§ **GIVEN INFORMATION**:
----------------------------------------
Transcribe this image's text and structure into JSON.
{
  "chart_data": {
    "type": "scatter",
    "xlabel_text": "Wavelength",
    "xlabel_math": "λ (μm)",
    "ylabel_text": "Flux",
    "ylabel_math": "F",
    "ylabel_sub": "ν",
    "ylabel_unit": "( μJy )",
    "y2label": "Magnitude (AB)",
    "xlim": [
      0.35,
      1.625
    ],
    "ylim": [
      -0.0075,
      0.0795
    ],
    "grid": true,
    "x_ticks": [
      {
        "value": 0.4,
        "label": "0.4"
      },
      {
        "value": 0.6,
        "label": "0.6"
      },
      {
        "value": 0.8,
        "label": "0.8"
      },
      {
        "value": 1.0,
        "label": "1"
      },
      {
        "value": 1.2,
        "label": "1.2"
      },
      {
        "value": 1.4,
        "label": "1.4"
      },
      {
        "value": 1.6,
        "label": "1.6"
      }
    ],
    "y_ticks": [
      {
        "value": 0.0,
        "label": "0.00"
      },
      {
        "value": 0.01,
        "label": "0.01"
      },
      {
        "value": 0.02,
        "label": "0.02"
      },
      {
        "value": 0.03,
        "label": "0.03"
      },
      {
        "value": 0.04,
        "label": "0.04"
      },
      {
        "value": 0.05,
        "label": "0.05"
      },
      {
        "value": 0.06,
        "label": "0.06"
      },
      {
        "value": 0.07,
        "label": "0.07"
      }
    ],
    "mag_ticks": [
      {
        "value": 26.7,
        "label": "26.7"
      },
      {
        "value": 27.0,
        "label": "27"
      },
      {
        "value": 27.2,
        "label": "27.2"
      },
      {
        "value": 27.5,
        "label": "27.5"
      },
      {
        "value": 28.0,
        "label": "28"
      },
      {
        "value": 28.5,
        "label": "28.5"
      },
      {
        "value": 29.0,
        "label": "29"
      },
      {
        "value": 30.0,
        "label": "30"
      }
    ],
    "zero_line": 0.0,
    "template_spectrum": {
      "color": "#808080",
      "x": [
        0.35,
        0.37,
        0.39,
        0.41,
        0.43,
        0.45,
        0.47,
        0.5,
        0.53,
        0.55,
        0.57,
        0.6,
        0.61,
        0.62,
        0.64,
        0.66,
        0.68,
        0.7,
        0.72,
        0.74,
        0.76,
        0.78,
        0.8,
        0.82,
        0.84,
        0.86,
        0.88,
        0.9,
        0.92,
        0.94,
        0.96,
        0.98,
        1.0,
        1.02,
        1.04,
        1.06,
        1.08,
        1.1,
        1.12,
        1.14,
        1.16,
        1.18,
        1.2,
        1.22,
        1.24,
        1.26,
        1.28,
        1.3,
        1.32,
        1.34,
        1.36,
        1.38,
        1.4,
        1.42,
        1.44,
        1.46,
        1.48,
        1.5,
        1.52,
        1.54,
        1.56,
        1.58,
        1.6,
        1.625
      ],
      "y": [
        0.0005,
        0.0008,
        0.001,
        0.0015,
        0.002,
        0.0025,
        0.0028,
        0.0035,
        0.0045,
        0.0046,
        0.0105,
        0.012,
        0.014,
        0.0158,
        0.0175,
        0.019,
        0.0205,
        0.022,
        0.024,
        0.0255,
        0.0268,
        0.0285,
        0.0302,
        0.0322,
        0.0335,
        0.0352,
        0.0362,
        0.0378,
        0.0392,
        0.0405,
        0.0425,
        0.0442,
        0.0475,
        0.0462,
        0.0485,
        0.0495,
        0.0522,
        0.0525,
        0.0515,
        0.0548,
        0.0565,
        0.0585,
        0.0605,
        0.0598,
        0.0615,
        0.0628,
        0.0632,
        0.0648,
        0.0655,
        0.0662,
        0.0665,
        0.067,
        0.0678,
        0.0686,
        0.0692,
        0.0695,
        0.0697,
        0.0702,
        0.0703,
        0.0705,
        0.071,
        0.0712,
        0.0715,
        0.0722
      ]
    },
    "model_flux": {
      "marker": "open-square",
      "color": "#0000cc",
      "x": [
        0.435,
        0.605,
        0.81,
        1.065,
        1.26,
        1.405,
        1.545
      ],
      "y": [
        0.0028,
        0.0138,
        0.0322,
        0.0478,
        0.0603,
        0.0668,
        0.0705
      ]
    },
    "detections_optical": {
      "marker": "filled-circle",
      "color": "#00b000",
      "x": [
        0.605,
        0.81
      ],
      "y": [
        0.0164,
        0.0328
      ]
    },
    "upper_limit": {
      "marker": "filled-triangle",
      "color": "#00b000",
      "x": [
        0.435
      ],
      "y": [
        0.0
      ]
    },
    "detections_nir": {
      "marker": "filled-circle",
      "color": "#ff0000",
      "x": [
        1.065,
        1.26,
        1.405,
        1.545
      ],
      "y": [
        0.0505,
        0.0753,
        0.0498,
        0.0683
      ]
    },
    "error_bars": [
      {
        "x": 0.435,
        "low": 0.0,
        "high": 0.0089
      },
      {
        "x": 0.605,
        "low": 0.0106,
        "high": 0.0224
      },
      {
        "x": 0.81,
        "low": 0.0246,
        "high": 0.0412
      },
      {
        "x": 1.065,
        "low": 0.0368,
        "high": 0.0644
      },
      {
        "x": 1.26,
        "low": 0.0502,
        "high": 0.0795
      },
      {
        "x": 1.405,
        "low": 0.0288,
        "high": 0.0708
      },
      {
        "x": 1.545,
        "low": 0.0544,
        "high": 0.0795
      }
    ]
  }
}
----------------------------------------
§ **WHAT YOU ARE ASKED TO DO**: Would you write down every record again, exactly?

§ **REPLY**:
Transcribe this image's text and structure into JSON.
{
  "chart_data": {
    "type": "scatter",
    "xlabel_text": "Wavelength",
    "xlabel_math": "λ (μm)",
    "ylabel_text": "Flux",
    "ylabel_math": "F",
    "ylabel_sub": "ν",
    "ylabel_unit": "( μJy )",
    "y2label": "Magnitude (AB)",
    "xlim": [
      0.35,
      1.625
    ],
    "ylim": [
      -0.0075,
      0.0795
    ],
    "grid": true,
    "x_ticks": [
      {
        "value": 0.4,
        "label": "0.4"
      },
      {
        "value": 0.6,
        "label": "0.6"
      },
      {
        "value": 0.8,
        "label": "0.8"
      },
      {
        "value": 1.0,
        "label": "1"
      },
      {
        "value": 1.2,
        "label": "1.2"
      },
      {
        "value": 1.4,
        "label": "1.4"
      },
      {
        "value": 1.6,
        "label": "1.6"
      }
    ],
    "y_ticks": [
      {
        "value": 0.0,
        "label": "0.00"
      },
      {
        "value": 0.01,
        "label": "0.01"
      },
      {
        "value": 0.02,
        "label": "0.02"
      },
      {
        "value": 0.03,
        "label": "0.03"
      },
      {
        "value": 0.04,
        "label": "0.04"
      },
      {
        "value": 0.05,
        "label": "0.05"
      },
      {
        "value": 0.06,
        "label": "0.06"
      },
      {
        "value": 0.07,
        "label": "0.07"
      }
    ],
    "mag_ticks": [
      {
        "value": 26.7,
        "label": "26.7"
      },
      {
        "value": 27.0,
        "label": "27"
      },
      {
        "value": 27.2,
        "label": "27.2"
      },
      {
        "value": 27.5,
        "label": "27.5"
      },
      {
        "value": 28.0,
        "label": "28"
      },
      {
        "value": 28.5,
        "label": "28.5"
      },
      {
        "value": 29.0,
        "label": "29"
      },
      {
        "value": 30.0,
        "label": "30"
      }
    ],
    "zero_line": 0.0,
    "template_spectrum": {
      "color": "#808080",
      "x": [
        0.35,
        0.37,
        0.39,
        0.41,
        0.43,
        0.45,
        0.47,
        0.5,
        0.53,
        0.55,
        0.57,
        0.6,
        0.61,
        0.62,
        0.64,
        0.66,
        0.68,
        0.7,
        0.72,
        0.74,
        0.76,
        0.78,
        0.8,
        0.82,
        0.84,
        0.86,
        0.88,
        0.9,
        0.92,
        0.94,
        0.96,
        0.98,
        1.0,
        1.02,
        1.04,
        1.06,
        1.08,
        1.1,
        1.12,
        1.14,
        1.16,
        1.18,
        1.2,
        1.22,
        1.24,
        1.26,
        1.28,
        1.3,
        1.32,
        1.34,
        1.36,
        1.38,
        1.4,
        1.42,
        1.44,
        1.46,
        1.48,
        1.5,
        1.52,
        1.54,
        1.56,
        1.58,
        1.6,
        1.625
      ],
      "y": [
        0.0005,
        0.0008,
        0.001,
        0.0015,
        0.002,
        0.0025,
        0.0028,
        0.0035,
        0.0045,
        0.0046,
        0.0105,
        0.012,
        0.014,
        0.0158,
        0.0175,
        0.019,
        0.0205,
        0.022,
        0.024,
        0.0255,
        0.0268,
        0.0285,
        0.0302,
        0.0322,
        0.0335,
        0.0352,
        0.0362,
        0.0378,
        0.0392,
        0.0405,
        0.0425,
        0.0442,
        0.0475,
        0.0462,
        0.0485,
        0.0495,
        0.0522,
        0.0525,
        0.0515,
        0.0548,
        0.0565,
        0.0585,
        0.0605,
        0.0598,
        0.0615,
        0.0628,
        0.0632,
        0.0648,
        0.0655,
        0.0662,
        0.0665,
        0.067,
        0.0678,
        0.0686,
        0.0692,
        0.0695,
        0.0697,
        0.0702,
        0.0703,
        0.0705,
        0.071,
        0.0712,
        0.0715,
        0.0722
      ]
    },
    "model_flux": {
      "marker": "open-square",
      "color": "#0000cc",
      "x": [
        0.435,
        0.605,
        0.81,
        1.065,
        1.26,
        1.405,
        1.545
      ],
      "y": [
        0.0028,
        0.0138,
        0.0322,
        0.0478,
        0.0603,
        0.0668,
        0.0705
      ]
    },
    "detections_optical": {
      "marker": "filled-circle",
      "color": "#00b000",
      "x": [
        0.605,
        0.81
      ],
      "y": [
        0.0164,
        0.0328
      ]
    },
    "upper_limit": {
      "marker": "filled-triangle",
      "color": "#00b000",
      "x": [
        0.435
      ],
      "y": [
        0.0
      ]
    },
    "detections_nir": {
      "marker": "filled-circle",
      "color": "#ff0000",
      "x": [
        1.065,
        1.26,
        1.405,
        1.545
      ],
      "y": [
        0.0505,
        0.0753,
        0.0498,
        0.0683
      ]
    },
    "error_bars": [
      {
        "x": 0.435,
        "low": 0.0,
        "high": 0.0089
      },
      {
        "x": 0.605,
        "low": 0.0106,
        "high": 0.0224
      },
      {
        "x": 0.81,
        "low": 0.0246,
        "high": 0.0412
      },
      {
        "x": 1.065,
        "low": 0.0368,
        "high": 0.0644
      },
      {
        "x": 1.26,
        "low": 0.0502,
        "high": 0.0795
      },
      {
        "x": 1.405,
        "low": 0.0288,
        "high": 0.0708
      },
      {
        "x": 1.545,
        "low": 0.0544,
        "high": 0.0795
      }
    ]
  }
}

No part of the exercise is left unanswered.